[Recorded data]
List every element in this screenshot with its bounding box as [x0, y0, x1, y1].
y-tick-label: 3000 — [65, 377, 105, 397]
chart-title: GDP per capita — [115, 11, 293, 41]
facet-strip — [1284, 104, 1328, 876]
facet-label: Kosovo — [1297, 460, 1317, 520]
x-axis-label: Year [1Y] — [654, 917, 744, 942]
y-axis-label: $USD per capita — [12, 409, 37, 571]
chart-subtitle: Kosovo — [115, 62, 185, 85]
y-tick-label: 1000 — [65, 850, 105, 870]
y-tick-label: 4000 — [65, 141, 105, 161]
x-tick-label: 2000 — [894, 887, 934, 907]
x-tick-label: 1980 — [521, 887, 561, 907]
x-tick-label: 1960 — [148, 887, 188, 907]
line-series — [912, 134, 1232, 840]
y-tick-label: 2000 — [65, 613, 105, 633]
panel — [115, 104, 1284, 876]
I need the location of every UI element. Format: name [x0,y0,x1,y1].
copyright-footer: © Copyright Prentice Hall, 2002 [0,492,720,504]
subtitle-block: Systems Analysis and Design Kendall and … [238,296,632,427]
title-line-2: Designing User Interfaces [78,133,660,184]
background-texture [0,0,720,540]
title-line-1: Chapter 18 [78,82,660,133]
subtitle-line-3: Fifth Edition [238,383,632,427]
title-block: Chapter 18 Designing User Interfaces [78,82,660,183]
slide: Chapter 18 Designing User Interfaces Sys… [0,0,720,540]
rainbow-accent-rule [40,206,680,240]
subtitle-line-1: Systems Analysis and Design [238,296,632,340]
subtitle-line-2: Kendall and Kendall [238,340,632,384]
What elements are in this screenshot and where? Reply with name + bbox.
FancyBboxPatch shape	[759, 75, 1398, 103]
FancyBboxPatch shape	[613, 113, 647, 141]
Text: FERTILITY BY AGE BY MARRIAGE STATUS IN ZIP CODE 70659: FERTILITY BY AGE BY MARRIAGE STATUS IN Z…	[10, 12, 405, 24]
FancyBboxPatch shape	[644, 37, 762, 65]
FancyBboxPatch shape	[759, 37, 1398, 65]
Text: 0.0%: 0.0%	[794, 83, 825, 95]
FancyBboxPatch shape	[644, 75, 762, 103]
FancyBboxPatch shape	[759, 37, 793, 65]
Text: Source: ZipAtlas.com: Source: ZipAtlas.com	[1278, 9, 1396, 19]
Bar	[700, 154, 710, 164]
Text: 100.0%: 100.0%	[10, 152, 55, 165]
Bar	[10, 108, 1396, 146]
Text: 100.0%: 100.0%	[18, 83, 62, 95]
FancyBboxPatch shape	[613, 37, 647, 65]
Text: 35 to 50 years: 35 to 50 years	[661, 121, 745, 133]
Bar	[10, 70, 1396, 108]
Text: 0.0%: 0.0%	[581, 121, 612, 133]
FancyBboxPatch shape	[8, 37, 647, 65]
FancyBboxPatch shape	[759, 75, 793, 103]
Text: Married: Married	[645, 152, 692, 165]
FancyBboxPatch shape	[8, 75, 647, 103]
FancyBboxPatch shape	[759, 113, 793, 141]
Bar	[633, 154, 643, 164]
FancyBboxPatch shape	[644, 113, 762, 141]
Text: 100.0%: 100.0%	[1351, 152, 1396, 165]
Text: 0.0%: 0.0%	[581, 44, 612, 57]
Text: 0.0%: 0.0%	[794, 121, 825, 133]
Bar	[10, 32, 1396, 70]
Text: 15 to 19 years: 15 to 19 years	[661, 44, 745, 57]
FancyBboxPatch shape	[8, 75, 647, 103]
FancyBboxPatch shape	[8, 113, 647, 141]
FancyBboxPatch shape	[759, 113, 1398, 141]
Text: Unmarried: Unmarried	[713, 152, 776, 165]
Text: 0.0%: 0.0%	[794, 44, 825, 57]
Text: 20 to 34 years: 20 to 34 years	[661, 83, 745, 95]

[Brief] Copy every line of the recorded data above without changing anything.

[Answer]
List every element in this screenshot with its bounding box as [x0, y0, x1, y1].
y-tick-label: 3000 — [65, 377, 105, 397]
chart-title: GDP per capita — [115, 11, 293, 41]
facet-strip — [1284, 104, 1328, 876]
facet-label: Kosovo — [1297, 460, 1317, 520]
x-axis-label: Year [1Y] — [654, 917, 744, 942]
y-axis-label: $USD per capita — [12, 409, 37, 571]
chart-subtitle: Kosovo — [115, 62, 185, 85]
y-tick-label: 1000 — [65, 850, 105, 870]
y-tick-label: 4000 — [65, 141, 105, 161]
x-tick-label: 2000 — [894, 887, 934, 907]
x-tick-label: 1980 — [521, 887, 561, 907]
x-tick-label: 1960 — [148, 887, 188, 907]
line-series — [912, 134, 1232, 840]
y-tick-label: 2000 — [65, 613, 105, 633]
panel — [115, 104, 1284, 876]
I need the location of every UI element. Format: name [x0,y0,x1,y1].
copyright-footer: © Copyright Prentice Hall, 2002 [0,492,720,504]
subtitle-block: Systems Analysis and Design Kendall and … [238,296,632,427]
title-line-2: Designing User Interfaces [78,133,660,184]
background-texture [0,0,720,540]
title-line-1: Chapter 18 [78,82,660,133]
subtitle-line-3: Fifth Edition [238,383,632,427]
title-block: Chapter 18 Designing User Interfaces [78,82,660,183]
slide: Chapter 18 Designing User Interfaces Sys… [0,0,720,540]
rainbow-accent-rule [40,206,680,240]
subtitle-line-1: Systems Analysis and Design [238,296,632,340]
subtitle-line-2: Kendall and Kendall [238,340,632,384]
What elements are in this screenshot and where? Reply with name + bbox.
FancyBboxPatch shape	[759, 75, 1398, 103]
FancyBboxPatch shape	[613, 113, 647, 141]
Text: FERTILITY BY AGE BY MARRIAGE STATUS IN ZIP CODE 70659: FERTILITY BY AGE BY MARRIAGE STATUS IN Z…	[10, 12, 405, 24]
FancyBboxPatch shape	[644, 37, 762, 65]
FancyBboxPatch shape	[759, 37, 1398, 65]
Text: 0.0%: 0.0%	[794, 83, 825, 95]
FancyBboxPatch shape	[644, 75, 762, 103]
FancyBboxPatch shape	[759, 37, 793, 65]
Text: Source: ZipAtlas.com: Source: ZipAtlas.com	[1278, 9, 1396, 19]
Bar	[700, 154, 710, 164]
Text: 100.0%: 100.0%	[10, 152, 55, 165]
Bar	[10, 108, 1396, 146]
Text: 100.0%: 100.0%	[18, 83, 62, 95]
FancyBboxPatch shape	[613, 37, 647, 65]
Text: 35 to 50 years: 35 to 50 years	[661, 121, 745, 133]
Bar	[10, 70, 1396, 108]
Text: 0.0%: 0.0%	[581, 121, 612, 133]
FancyBboxPatch shape	[8, 37, 647, 65]
FancyBboxPatch shape	[759, 75, 793, 103]
Text: Married: Married	[645, 152, 692, 165]
FancyBboxPatch shape	[8, 75, 647, 103]
FancyBboxPatch shape	[759, 113, 793, 141]
Bar	[633, 154, 643, 164]
FancyBboxPatch shape	[644, 113, 762, 141]
Text: 100.0%: 100.0%	[1351, 152, 1396, 165]
Text: 0.0%: 0.0%	[581, 44, 612, 57]
Text: 0.0%: 0.0%	[794, 121, 825, 133]
Bar	[10, 32, 1396, 70]
Text: 15 to 19 years: 15 to 19 years	[661, 44, 745, 57]
FancyBboxPatch shape	[8, 75, 647, 103]
FancyBboxPatch shape	[8, 113, 647, 141]
FancyBboxPatch shape	[759, 113, 1398, 141]
Text: Unmarried: Unmarried	[713, 152, 776, 165]
Text: 0.0%: 0.0%	[794, 44, 825, 57]
Text: 20 to 34 years: 20 to 34 years	[661, 83, 745, 95]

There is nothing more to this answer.